GOAL: Each record must be reproduced exactly as it is shown.

Saved entries:

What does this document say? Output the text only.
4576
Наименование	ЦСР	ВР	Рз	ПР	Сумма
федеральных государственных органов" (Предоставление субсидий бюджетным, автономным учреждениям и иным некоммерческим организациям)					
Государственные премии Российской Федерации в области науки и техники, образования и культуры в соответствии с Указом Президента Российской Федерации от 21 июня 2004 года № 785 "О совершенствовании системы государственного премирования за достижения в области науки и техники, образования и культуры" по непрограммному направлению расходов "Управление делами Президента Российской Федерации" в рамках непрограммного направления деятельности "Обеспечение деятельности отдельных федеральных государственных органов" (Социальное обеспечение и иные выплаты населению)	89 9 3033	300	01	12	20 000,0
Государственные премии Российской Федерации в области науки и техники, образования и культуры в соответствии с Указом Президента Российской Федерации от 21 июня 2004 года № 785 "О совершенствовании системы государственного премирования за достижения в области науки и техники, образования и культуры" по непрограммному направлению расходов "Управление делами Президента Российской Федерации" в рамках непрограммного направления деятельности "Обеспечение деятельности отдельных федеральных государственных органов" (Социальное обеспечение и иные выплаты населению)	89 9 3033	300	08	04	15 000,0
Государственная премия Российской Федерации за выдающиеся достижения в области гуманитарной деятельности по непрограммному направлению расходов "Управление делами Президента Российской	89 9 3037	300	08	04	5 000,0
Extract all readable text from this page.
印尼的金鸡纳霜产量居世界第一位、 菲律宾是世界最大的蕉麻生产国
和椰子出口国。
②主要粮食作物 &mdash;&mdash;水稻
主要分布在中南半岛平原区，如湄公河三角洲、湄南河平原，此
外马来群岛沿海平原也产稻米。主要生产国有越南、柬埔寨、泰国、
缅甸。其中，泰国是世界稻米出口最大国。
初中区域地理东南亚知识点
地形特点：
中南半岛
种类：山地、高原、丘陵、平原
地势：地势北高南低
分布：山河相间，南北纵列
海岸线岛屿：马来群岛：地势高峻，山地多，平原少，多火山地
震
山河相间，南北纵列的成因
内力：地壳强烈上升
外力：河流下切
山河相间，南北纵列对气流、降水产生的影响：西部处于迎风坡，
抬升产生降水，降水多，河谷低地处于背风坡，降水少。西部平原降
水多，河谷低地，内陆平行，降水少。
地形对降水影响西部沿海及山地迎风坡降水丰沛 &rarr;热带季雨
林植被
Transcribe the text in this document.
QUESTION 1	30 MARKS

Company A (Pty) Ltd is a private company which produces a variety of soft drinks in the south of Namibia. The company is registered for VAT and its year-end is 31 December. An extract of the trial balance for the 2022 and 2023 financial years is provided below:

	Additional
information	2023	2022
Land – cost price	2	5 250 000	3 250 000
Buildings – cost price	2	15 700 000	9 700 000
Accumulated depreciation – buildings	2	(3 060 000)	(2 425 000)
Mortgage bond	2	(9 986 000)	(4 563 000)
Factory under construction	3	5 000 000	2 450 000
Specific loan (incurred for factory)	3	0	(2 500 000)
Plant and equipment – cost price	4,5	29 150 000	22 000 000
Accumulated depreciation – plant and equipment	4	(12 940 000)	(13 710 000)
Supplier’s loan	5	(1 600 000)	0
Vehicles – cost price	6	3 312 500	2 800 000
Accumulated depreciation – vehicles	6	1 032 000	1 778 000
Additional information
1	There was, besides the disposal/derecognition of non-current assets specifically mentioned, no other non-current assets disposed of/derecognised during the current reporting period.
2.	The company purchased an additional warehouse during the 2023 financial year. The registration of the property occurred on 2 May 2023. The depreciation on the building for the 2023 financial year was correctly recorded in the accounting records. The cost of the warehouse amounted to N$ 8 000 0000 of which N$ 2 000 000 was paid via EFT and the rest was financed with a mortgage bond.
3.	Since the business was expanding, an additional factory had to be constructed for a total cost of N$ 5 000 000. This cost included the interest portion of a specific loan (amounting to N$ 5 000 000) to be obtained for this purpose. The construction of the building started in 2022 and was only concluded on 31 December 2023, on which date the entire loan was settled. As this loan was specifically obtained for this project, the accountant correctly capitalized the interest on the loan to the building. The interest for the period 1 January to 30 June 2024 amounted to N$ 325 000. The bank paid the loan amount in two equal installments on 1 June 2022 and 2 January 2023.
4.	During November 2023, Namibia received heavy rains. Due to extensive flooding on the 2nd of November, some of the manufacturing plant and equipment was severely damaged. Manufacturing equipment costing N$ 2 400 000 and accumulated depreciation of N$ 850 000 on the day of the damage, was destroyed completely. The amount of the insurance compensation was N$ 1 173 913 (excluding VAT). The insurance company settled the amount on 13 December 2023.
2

FINISHED TASK:
What does this document say? Output the text only.
4576
Наименование	ЦСР	ВР	Рз	ПР	Сумма
федеральных государственных органов" (Предоставление субсидий бюджетным, автономным учреждениям и иным некоммерческим организациям)					
Государственные премии Российской Федерации в области науки и техники, образования и культуры в соответствии с Указом Президента Российской Федерации от 21 июня 2004 года № 785 "О совершенствовании системы государственного премирования за достижения в области науки и техники, образования и культуры" по непрограммному направлению расходов "Управление делами Президента Российской Федерации" в рамках непрограммного направления деятельности "Обеспечение деятельности отдельных федеральных государственных органов" (Социальное обеспечение и иные выплаты населению)	89 9 3033	300	01	12	20 000,0
Государственные премии Российской Федерации в области науки и техники, образования и культуры в соответствии с Указом Президента Российской Федерации от 21 июня 2004 года № 785 "О совершенствовании системы государственного премирования за достижения в области науки и техники, образования и культуры" по непрограммному направлению расходов "Управление делами Президента Российской Федерации" в рамках непрограммного направления деятельности "Обеспечение деятельности отдельных федеральных государственных органов" (Социальное обеспечение и иные выплаты населению)	89 9 3033	300	08	04	15 000,0
Государственная премия Российской Федерации за выдающиеся достижения в области гуманитарной деятельности по непрограммному направлению расходов "Управление делами Президента Российской	89 9 3037	300	08	04	5 000,0
Extract all readable text from this page.
印尼的金鸡纳霜产量居世界第一位、 菲律宾是世界最大的蕉麻生产国
和椰子出口国。
②主要粮食作物 &mdash;&mdash;水稻
主要分布在中南半岛平原区，如湄公河三角洲、湄南河平原，此
外马来群岛沿海平原也产稻米。主要生产国有越南、柬埔寨、泰国、
缅甸。其中，泰国是世界稻米出口最大国。
初中区域地理东南亚知识点
地形特点：
中南半岛
种类：山地、高原、丘陵、平原
地势：地势北高南低
分布：山河相间，南北纵列
海岸线岛屿：马来群岛：地势高峻，山地多，平原少，多火山地
震
山河相间，南北纵列的成因
内力：地壳强烈上升
外力：河流下切
山河相间，南北纵列对气流、降水产生的影响：西部处于迎风坡，
抬升产生降水，降水多，河谷低地处于背风坡，降水少。西部平原降
水多，河谷低地，内陆平行，降水少。
地形对降水影响西部沿海及山地迎风坡降水丰沛 &rarr;热带季雨
林植被
Transcribe the text in this document.
QUESTION 1	30 MARKS

Company A (Pty) Ltd is a private company which produces a variety of soft drinks in the south of Namibia. The company is registered for VAT and its year-end is 31 December. An extract of the trial balance for the 2022 and 2023 financial years is provided below:

	Additional
information	2023	2022
Land – cost price	2	5 250 000	3 250 000
Buildings – cost price	2	15 700 000	9 700 000
Accumulated depreciation – buildings	2	(3 060 000)	(2 425 000)
Mortgage bond	2	(9 986 000)	(4 563 000)
Factory under construction	3	5 000 000	2 450 000
Specific loan (incurred for factory)	3	0	(2 500 000)
Plant and equipment – cost price	4,5	29 150 000	22 000 000
Accumulated depreciation – plant and equipment	4	(12 940 000)	(13 710 000)
Supplier’s loan	5	(1 600 000)	0
Vehicles – cost price	6	3 312 500	2 800 000
Accumulated depreciation – vehicles	6	1 032 000	1 778 000
Additional information
1	There was, besides the disposal/derecognition of non-current assets specifically mentioned, no other non-current assets disposed of/derecognised during the current reporting period.
2.	The company purchased an additional warehouse during the 2023 financial year. The registration of the property occurred on 2 May 2023. The depreciation on the building for the 2023 financial year was correctly recorded in the accounting records. The cost of the warehouse amounted to N$ 8 000 0000 of which N$ 2 000 000 was paid via EFT and the rest was financed with a mortgage bond.
3.	Since the business was expanding, an additional factory had to be constructed for a total cost of N$ 5 000 000. This cost included the interest portion of a specific loan (amounting to N$ 5 000 000) to be obtained for this purpose. The construction of the building started in 2022 and was only concluded on 31 December 2023, on which date the entire loan was settled. As this loan was specifically obtained for this project, the accountant correctly capitalized the interest on the loan to the building. The interest for the period 1 January to 30 June 2024 amounted to N$ 325 000. The bank paid the loan amount in two equal installments on 1 June 2022 and 2 January 2023.
4.	During November 2023, Namibia received heavy rains. Due to extensive flooding on the 2nd of November, some of the manufacturing plant and equipment was severely damaged. Manufacturing equipment costing N$ 2 400 000 and accumulated depreciation of N$ 850 000 on the day of the damage, was destroyed completely. The amount of the insurance compensation was N$ 1 173 913 (excluding VAT). The insurance company settled the amount on 13 December 2023.
2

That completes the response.